WHAT YOU SHOULD DO » Pick out each line below containing "true".

LISTED RECORDS »
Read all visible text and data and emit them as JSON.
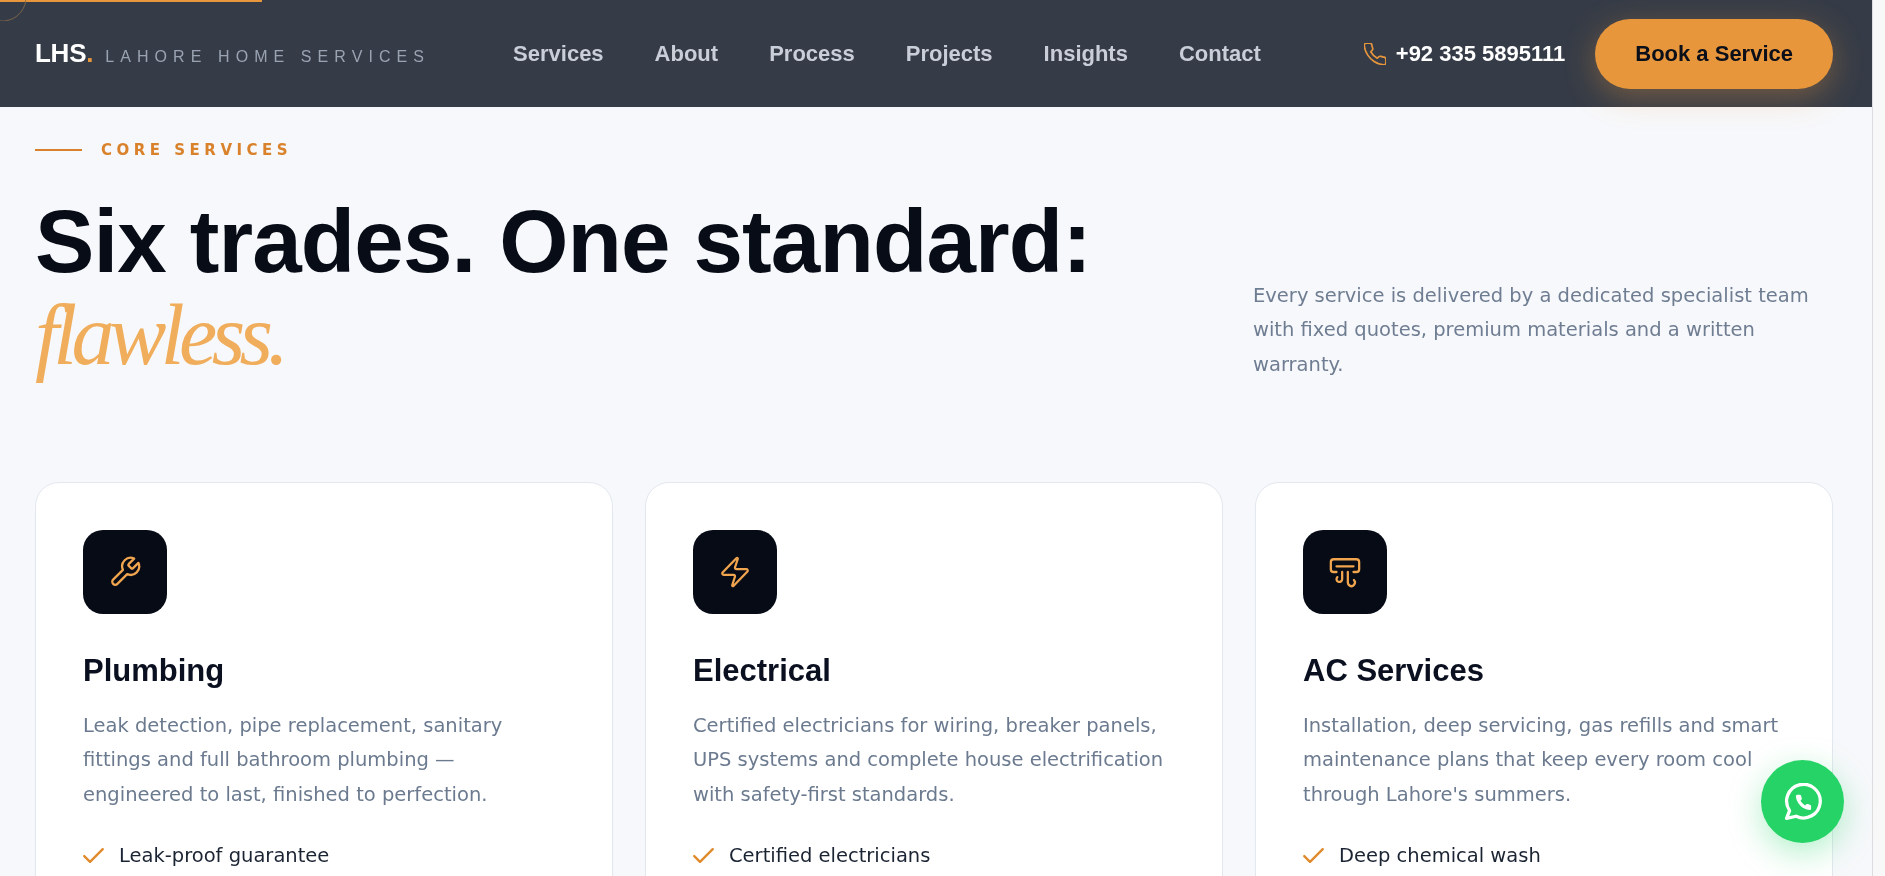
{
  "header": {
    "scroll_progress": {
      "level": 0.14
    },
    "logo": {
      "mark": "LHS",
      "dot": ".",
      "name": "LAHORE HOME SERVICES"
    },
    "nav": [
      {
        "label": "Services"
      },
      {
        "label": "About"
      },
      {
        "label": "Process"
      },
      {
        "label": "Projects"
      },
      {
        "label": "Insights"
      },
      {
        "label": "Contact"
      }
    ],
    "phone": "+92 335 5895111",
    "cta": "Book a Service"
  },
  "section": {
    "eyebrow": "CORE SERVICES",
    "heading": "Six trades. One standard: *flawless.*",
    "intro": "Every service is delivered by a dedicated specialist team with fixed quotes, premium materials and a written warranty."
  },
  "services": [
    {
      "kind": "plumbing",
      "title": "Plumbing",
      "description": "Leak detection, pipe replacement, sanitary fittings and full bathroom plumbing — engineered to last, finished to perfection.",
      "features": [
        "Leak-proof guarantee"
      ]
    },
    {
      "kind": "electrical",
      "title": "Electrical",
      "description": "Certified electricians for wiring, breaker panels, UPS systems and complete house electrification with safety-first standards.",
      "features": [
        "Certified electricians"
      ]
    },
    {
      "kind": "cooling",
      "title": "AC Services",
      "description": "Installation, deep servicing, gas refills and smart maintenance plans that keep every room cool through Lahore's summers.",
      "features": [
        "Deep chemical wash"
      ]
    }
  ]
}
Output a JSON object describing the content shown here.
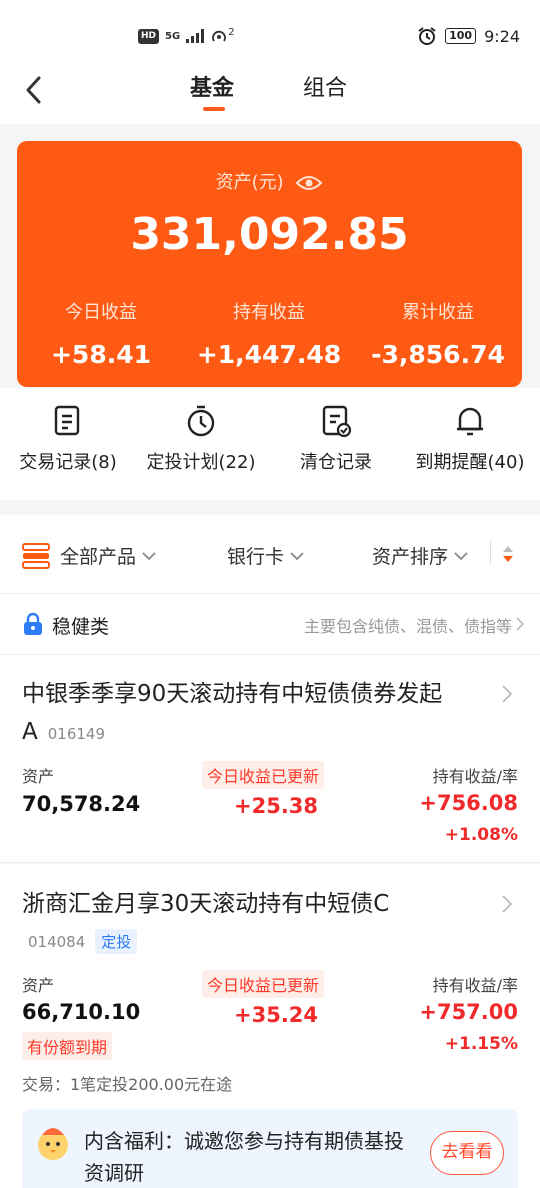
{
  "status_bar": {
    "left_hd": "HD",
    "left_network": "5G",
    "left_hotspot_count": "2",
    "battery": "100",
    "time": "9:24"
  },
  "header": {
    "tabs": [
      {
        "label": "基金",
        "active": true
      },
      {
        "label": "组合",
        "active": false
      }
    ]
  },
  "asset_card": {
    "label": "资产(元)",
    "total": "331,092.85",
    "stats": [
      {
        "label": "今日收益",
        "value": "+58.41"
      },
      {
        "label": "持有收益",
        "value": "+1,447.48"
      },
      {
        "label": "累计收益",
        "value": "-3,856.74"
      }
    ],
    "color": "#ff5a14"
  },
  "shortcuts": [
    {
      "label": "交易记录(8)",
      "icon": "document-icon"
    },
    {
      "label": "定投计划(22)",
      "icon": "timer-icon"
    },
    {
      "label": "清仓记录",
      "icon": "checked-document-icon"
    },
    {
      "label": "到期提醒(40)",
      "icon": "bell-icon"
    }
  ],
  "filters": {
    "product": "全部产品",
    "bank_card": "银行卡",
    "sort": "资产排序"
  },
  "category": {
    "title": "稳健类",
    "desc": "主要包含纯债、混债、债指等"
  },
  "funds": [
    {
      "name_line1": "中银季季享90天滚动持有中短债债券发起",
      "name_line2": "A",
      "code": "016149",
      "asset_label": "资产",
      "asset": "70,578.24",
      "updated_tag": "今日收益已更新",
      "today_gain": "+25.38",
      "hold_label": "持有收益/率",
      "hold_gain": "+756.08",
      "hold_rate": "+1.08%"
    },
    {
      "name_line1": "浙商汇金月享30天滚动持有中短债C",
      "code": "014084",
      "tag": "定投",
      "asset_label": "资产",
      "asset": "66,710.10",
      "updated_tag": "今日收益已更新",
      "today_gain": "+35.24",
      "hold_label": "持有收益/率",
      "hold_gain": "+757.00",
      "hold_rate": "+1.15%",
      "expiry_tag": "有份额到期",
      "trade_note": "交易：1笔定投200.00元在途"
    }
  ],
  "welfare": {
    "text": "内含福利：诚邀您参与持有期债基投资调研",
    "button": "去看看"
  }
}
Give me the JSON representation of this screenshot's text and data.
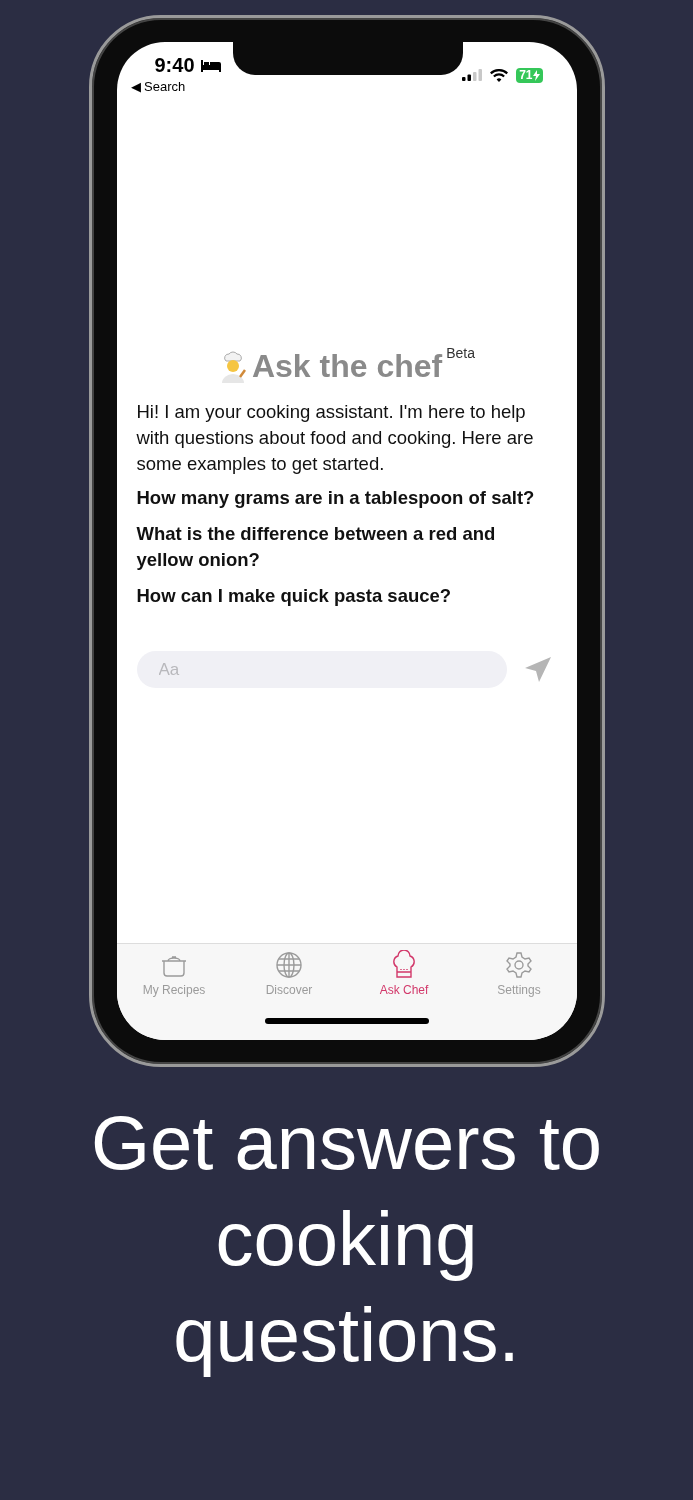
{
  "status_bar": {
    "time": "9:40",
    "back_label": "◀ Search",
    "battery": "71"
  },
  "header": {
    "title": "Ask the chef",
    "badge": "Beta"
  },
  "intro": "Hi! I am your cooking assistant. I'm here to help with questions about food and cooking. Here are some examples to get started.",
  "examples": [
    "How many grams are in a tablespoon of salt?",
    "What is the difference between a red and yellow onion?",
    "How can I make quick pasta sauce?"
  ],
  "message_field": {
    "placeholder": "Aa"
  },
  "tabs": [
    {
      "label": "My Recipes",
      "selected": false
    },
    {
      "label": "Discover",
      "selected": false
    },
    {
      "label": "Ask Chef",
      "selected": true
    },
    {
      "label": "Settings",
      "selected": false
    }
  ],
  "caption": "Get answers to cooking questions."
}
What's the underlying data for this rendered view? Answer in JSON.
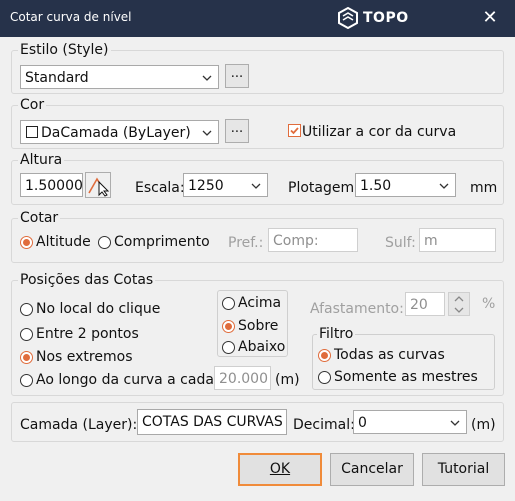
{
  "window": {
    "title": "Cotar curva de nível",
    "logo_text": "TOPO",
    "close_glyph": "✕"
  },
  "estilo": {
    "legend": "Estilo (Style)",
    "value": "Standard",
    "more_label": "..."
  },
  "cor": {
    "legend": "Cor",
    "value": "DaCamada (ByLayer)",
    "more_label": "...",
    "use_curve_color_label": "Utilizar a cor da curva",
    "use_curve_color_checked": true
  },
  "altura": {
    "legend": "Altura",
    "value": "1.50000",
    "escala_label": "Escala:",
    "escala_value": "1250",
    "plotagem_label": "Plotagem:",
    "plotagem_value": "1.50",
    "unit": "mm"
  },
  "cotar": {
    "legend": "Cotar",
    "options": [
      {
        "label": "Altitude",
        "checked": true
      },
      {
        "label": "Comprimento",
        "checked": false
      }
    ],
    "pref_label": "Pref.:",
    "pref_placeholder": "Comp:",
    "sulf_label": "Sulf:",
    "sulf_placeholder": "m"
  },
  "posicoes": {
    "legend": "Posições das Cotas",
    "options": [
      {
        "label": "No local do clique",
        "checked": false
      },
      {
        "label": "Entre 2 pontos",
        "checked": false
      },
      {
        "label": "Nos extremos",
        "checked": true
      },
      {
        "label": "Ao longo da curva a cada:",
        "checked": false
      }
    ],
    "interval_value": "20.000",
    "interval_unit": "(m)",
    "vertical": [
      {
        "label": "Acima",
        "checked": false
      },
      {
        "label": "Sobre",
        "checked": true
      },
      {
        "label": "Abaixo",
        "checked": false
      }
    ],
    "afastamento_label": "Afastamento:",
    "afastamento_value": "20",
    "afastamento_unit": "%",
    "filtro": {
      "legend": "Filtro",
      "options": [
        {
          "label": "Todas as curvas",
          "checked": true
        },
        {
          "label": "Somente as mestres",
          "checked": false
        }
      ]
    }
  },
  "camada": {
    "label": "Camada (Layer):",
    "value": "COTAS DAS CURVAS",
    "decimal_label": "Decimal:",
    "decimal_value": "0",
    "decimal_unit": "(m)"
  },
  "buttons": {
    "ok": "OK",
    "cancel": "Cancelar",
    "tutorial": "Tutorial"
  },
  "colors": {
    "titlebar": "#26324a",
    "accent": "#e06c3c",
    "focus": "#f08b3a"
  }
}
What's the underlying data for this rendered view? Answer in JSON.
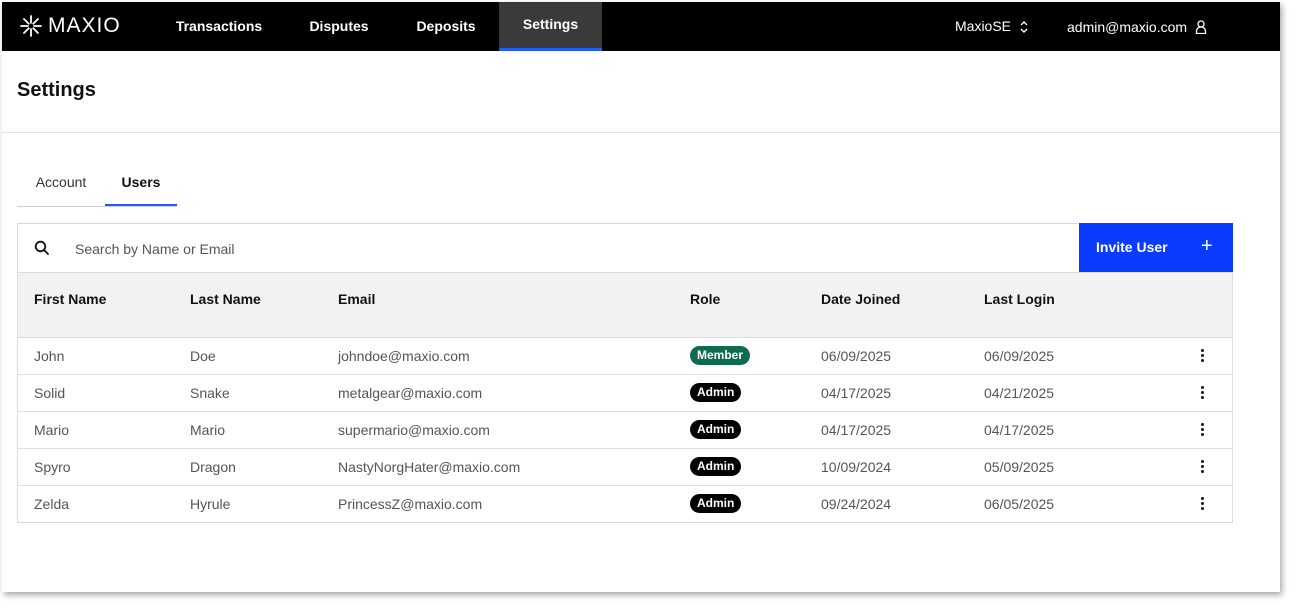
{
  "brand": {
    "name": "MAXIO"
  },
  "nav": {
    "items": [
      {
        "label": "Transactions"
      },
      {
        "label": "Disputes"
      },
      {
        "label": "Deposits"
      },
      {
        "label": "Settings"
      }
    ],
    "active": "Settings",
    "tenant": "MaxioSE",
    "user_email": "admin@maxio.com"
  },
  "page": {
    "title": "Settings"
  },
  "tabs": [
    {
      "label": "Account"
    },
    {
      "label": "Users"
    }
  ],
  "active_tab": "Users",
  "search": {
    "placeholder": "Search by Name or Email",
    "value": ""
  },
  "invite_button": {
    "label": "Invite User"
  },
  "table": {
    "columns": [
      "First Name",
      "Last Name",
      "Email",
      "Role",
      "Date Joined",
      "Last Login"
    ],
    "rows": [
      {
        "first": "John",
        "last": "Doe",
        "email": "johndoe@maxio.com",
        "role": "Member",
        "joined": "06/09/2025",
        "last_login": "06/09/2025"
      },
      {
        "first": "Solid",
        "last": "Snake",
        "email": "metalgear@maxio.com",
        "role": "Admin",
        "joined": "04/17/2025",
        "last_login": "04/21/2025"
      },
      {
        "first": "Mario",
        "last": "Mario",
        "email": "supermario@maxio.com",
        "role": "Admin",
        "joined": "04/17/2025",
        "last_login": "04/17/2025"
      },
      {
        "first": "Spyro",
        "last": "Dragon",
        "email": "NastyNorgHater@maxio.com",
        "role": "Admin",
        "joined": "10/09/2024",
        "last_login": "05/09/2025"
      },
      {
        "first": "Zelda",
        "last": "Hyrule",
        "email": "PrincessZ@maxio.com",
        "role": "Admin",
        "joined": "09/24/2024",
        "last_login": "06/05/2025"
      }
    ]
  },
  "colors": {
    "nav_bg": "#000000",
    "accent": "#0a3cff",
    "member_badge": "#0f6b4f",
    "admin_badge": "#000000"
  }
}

FINISHED ANSWER »
        "active": true
      "selected": true
    "use_curve_color_checked": true
        "checked": true
        "checked": true
        "checked": true
          "checked": true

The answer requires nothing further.